### Task requirements:
Below is a listing; write it out exactly and drop any images from it.

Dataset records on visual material
----

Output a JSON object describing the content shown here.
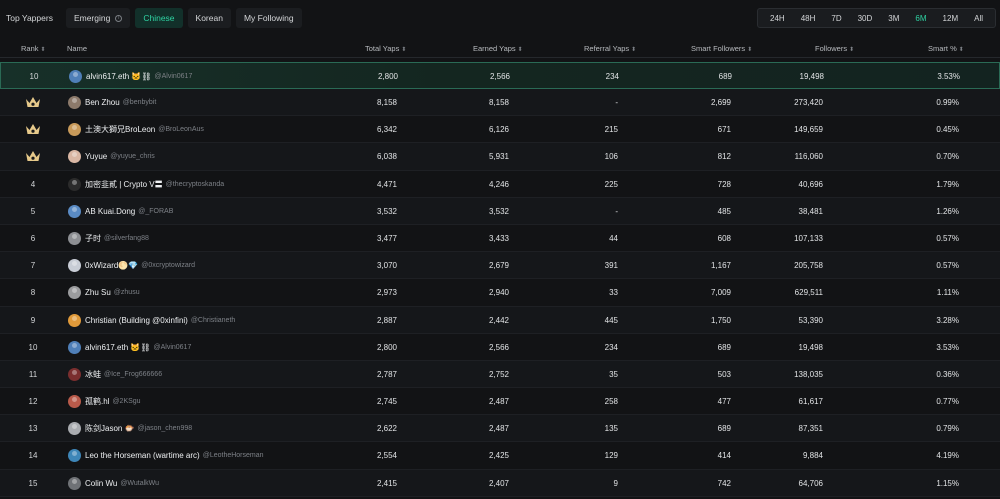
{
  "tabs": [
    {
      "label": "Top Yappers",
      "style": "plain"
    },
    {
      "label": "Emerging",
      "style": "boxed",
      "info": true
    },
    {
      "label": "Chinese",
      "style": "active"
    },
    {
      "label": "Korean",
      "style": "boxed"
    },
    {
      "label": "My Following",
      "style": "boxed"
    }
  ],
  "periods": [
    {
      "label": "24H"
    },
    {
      "label": "48H"
    },
    {
      "label": "7D"
    },
    {
      "label": "30D"
    },
    {
      "label": "3M"
    },
    {
      "label": "6M",
      "active": true
    },
    {
      "label": "12M"
    },
    {
      "label": "All"
    }
  ],
  "columns": {
    "rank": "Rank",
    "name": "Name",
    "total": "Total Yaps",
    "earned": "Earned Yaps",
    "referral": "Referral Yaps",
    "smart_followers": "Smart Followers",
    "followers": "Followers",
    "smart_pct": "Smart %"
  },
  "colors": {
    "accent": "#2fd3a3",
    "crown": "#e6c98a",
    "background": "#121315"
  },
  "rows": [
    {
      "rank": "10",
      "name": "alvin617.eth 🐱⛓",
      "handle": "@Alvin0617",
      "total": "2,800",
      "earned": "2,566",
      "referral": "234",
      "smart": "689",
      "followers": "19,498",
      "pct": "3.53%",
      "avatar": "#4f7fb8",
      "pinned": true
    },
    {
      "rank": "crown",
      "name": "Ben Zhou",
      "handle": "@benbybit",
      "total": "8,158",
      "earned": "8,158",
      "referral": "-",
      "smart": "2,699",
      "followers": "273,420",
      "pct": "0.99%",
      "avatar": "#8c7a6b"
    },
    {
      "rank": "crown",
      "name": "土澳大獅兄BroLeon",
      "handle": "@BroLeonAus",
      "total": "6,342",
      "earned": "6,126",
      "referral": "215",
      "smart": "671",
      "followers": "149,659",
      "pct": "0.45%",
      "avatar": "#c89a5a"
    },
    {
      "rank": "crown",
      "name": "Yuyue",
      "handle": "@yuyue_chris",
      "total": "6,038",
      "earned": "5,931",
      "referral": "106",
      "smart": "812",
      "followers": "116,060",
      "pct": "0.70%",
      "avatar": "#d9b7a4"
    },
    {
      "rank": "4",
      "name": "加密韭貳 | Crypto V〓",
      "handle": "@thecryptoskanda",
      "total": "4,471",
      "earned": "4,246",
      "referral": "225",
      "smart": "728",
      "followers": "40,696",
      "pct": "1.79%",
      "avatar": "#2b2b2b"
    },
    {
      "rank": "5",
      "name": "AB Kuai.Dong",
      "handle": "@_FORAB",
      "total": "3,532",
      "earned": "3,532",
      "referral": "-",
      "smart": "485",
      "followers": "38,481",
      "pct": "1.26%",
      "avatar": "#5a8bc4"
    },
    {
      "rank": "6",
      "name": "子时",
      "handle": "@silverfang88",
      "total": "3,477",
      "earned": "3,433",
      "referral": "44",
      "smart": "608",
      "followers": "107,133",
      "pct": "0.57%",
      "avatar": "#8d8f93"
    },
    {
      "rank": "7",
      "name": "0xWizard🌕💎",
      "handle": "@0xcryptowizard",
      "total": "3,070",
      "earned": "2,679",
      "referral": "391",
      "smart": "1,167",
      "followers": "205,758",
      "pct": "0.57%",
      "avatar": "#c8cdd6"
    },
    {
      "rank": "8",
      "name": "Zhu Su",
      "handle": "@zhusu",
      "total": "2,973",
      "earned": "2,940",
      "referral": "33",
      "smart": "7,009",
      "followers": "629,511",
      "pct": "1.11%",
      "avatar": "#9b9c9e"
    },
    {
      "rank": "9",
      "name": "Christian (Building @0xinfini)",
      "handle": "@Christianeth",
      "total": "2,887",
      "earned": "2,442",
      "referral": "445",
      "smart": "1,750",
      "followers": "53,390",
      "pct": "3.28%",
      "avatar": "#e09a3a"
    },
    {
      "rank": "10",
      "name": "alvin617.eth 🐱⛓",
      "handle": "@Alvin0617",
      "total": "2,800",
      "earned": "2,566",
      "referral": "234",
      "smart": "689",
      "followers": "19,498",
      "pct": "3.53%",
      "avatar": "#4f7fb8"
    },
    {
      "rank": "11",
      "name": "冰蛙",
      "handle": "@Ice_Frog666666",
      "total": "2,787",
      "earned": "2,752",
      "referral": "35",
      "smart": "503",
      "followers": "138,035",
      "pct": "0.36%",
      "avatar": "#7a2e2e"
    },
    {
      "rank": "12",
      "name": "孤鹤.hl",
      "handle": "@2KSgu",
      "total": "2,745",
      "earned": "2,487",
      "referral": "258",
      "smart": "477",
      "followers": "61,617",
      "pct": "0.77%",
      "avatar": "#b85a4a"
    },
    {
      "rank": "13",
      "name": "陈剑Jason 🐡",
      "handle": "@jason_chen998",
      "total": "2,622",
      "earned": "2,487",
      "referral": "135",
      "smart": "689",
      "followers": "87,351",
      "pct": "0.79%",
      "avatar": "#a9acb0"
    },
    {
      "rank": "14",
      "name": "Leo the Horseman (wartime arc)",
      "handle": "@LeotheHorseman",
      "total": "2,554",
      "earned": "2,425",
      "referral": "129",
      "smart": "414",
      "followers": "9,884",
      "pct": "4.19%",
      "avatar": "#3e86b8"
    },
    {
      "rank": "15",
      "name": "Colin Wu",
      "handle": "@WutalkWu",
      "total": "2,415",
      "earned": "2,407",
      "referral": "9",
      "smart": "742",
      "followers": "64,706",
      "pct": "1.15%",
      "avatar": "#6f7276"
    }
  ]
}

----

### Exercise solution:
Output a JSON object describing the content shown here.
{
  "tabs": [
    {
      "label": "Top Yappers",
      "style": "plain"
    },
    {
      "label": "Emerging",
      "style": "boxed",
      "info": true
    },
    {
      "label": "Chinese",
      "style": "active"
    },
    {
      "label": "Korean",
      "style": "boxed"
    },
    {
      "label": "My Following",
      "style": "boxed"
    }
  ],
  "periods": [
    {
      "label": "24H"
    },
    {
      "label": "48H"
    },
    {
      "label": "7D"
    },
    {
      "label": "30D"
    },
    {
      "label": "3M"
    },
    {
      "label": "6M",
      "active": true
    },
    {
      "label": "12M"
    },
    {
      "label": "All"
    }
  ],
  "columns": {
    "rank": "Rank",
    "name": "Name",
    "total": "Total Yaps",
    "earned": "Earned Yaps",
    "referral": "Referral Yaps",
    "smart_followers": "Smart Followers",
    "followers": "Followers",
    "smart_pct": "Smart %"
  },
  "colors": {
    "accent": "#2fd3a3",
    "crown": "#e6c98a",
    "background": "#121315"
  },
  "rows": [
    {
      "rank": "10",
      "name": "alvin617.eth 🐱⛓",
      "handle": "@Alvin0617",
      "total": "2,800",
      "earned": "2,566",
      "referral": "234",
      "smart": "689",
      "followers": "19,498",
      "pct": "3.53%",
      "avatar": "#4f7fb8",
      "pinned": true
    },
    {
      "rank": "crown",
      "name": "Ben Zhou",
      "handle": "@benbybit",
      "total": "8,158",
      "earned": "8,158",
      "referral": "-",
      "smart": "2,699",
      "followers": "273,420",
      "pct": "0.99%",
      "avatar": "#8c7a6b"
    },
    {
      "rank": "crown",
      "name": "土澳大獅兄BroLeon",
      "handle": "@BroLeonAus",
      "total": "6,342",
      "earned": "6,126",
      "referral": "215",
      "smart": "671",
      "followers": "149,659",
      "pct": "0.45%",
      "avatar": "#c89a5a"
    },
    {
      "rank": "crown",
      "name": "Yuyue",
      "handle": "@yuyue_chris",
      "total": "6,038",
      "earned": "5,931",
      "referral": "106",
      "smart": "812",
      "followers": "116,060",
      "pct": "0.70%",
      "avatar": "#d9b7a4"
    },
    {
      "rank": "4",
      "name": "加密韭貳 | Crypto V〓",
      "handle": "@thecryptoskanda",
      "total": "4,471",
      "earned": "4,246",
      "referral": "225",
      "smart": "728",
      "followers": "40,696",
      "pct": "1.79%",
      "avatar": "#2b2b2b"
    },
    {
      "rank": "5",
      "name": "AB Kuai.Dong",
      "handle": "@_FORAB",
      "total": "3,532",
      "earned": "3,532",
      "referral": "-",
      "smart": "485",
      "followers": "38,481",
      "pct": "1.26%",
      "avatar": "#5a8bc4"
    },
    {
      "rank": "6",
      "name": "子时",
      "handle": "@silverfang88",
      "total": "3,477",
      "earned": "3,433",
      "referral": "44",
      "smart": "608",
      "followers": "107,133",
      "pct": "0.57%",
      "avatar": "#8d8f93"
    },
    {
      "rank": "7",
      "name": "0xWizard🌕💎",
      "handle": "@0xcryptowizard",
      "total": "3,070",
      "earned": "2,679",
      "referral": "391",
      "smart": "1,167",
      "followers": "205,758",
      "pct": "0.57%",
      "avatar": "#c8cdd6"
    },
    {
      "rank": "8",
      "name": "Zhu Su",
      "handle": "@zhusu",
      "total": "2,973",
      "earned": "2,940",
      "referral": "33",
      "smart": "7,009",
      "followers": "629,511",
      "pct": "1.11%",
      "avatar": "#9b9c9e"
    },
    {
      "rank": "9",
      "name": "Christian (Building @0xinfini)",
      "handle": "@Christianeth",
      "total": "2,887",
      "earned": "2,442",
      "referral": "445",
      "smart": "1,750",
      "followers": "53,390",
      "pct": "3.28%",
      "avatar": "#e09a3a"
    },
    {
      "rank": "10",
      "name": "alvin617.eth 🐱⛓",
      "handle": "@Alvin0617",
      "total": "2,800",
      "earned": "2,566",
      "referral": "234",
      "smart": "689",
      "followers": "19,498",
      "pct": "3.53%",
      "avatar": "#4f7fb8"
    },
    {
      "rank": "11",
      "name": "冰蛙",
      "handle": "@Ice_Frog666666",
      "total": "2,787",
      "earned": "2,752",
      "referral": "35",
      "smart": "503",
      "followers": "138,035",
      "pct": "0.36%",
      "avatar": "#7a2e2e"
    },
    {
      "rank": "12",
      "name": "孤鹤.hl",
      "handle": "@2KSgu",
      "total": "2,745",
      "earned": "2,487",
      "referral": "258",
      "smart": "477",
      "followers": "61,617",
      "pct": "0.77%",
      "avatar": "#b85a4a"
    },
    {
      "rank": "13",
      "name": "陈剑Jason 🐡",
      "handle": "@jason_chen998",
      "total": "2,622",
      "earned": "2,487",
      "referral": "135",
      "smart": "689",
      "followers": "87,351",
      "pct": "0.79%",
      "avatar": "#a9acb0"
    },
    {
      "rank": "14",
      "name": "Leo the Horseman (wartime arc)",
      "handle": "@LeotheHorseman",
      "total": "2,554",
      "earned": "2,425",
      "referral": "129",
      "smart": "414",
      "followers": "9,884",
      "pct": "4.19%",
      "avatar": "#3e86b8"
    },
    {
      "rank": "15",
      "name": "Colin Wu",
      "handle": "@WutalkWu",
      "total": "2,415",
      "earned": "2,407",
      "referral": "9",
      "smart": "742",
      "followers": "64,706",
      "pct": "1.15%",
      "avatar": "#6f7276"
    }
  ]
}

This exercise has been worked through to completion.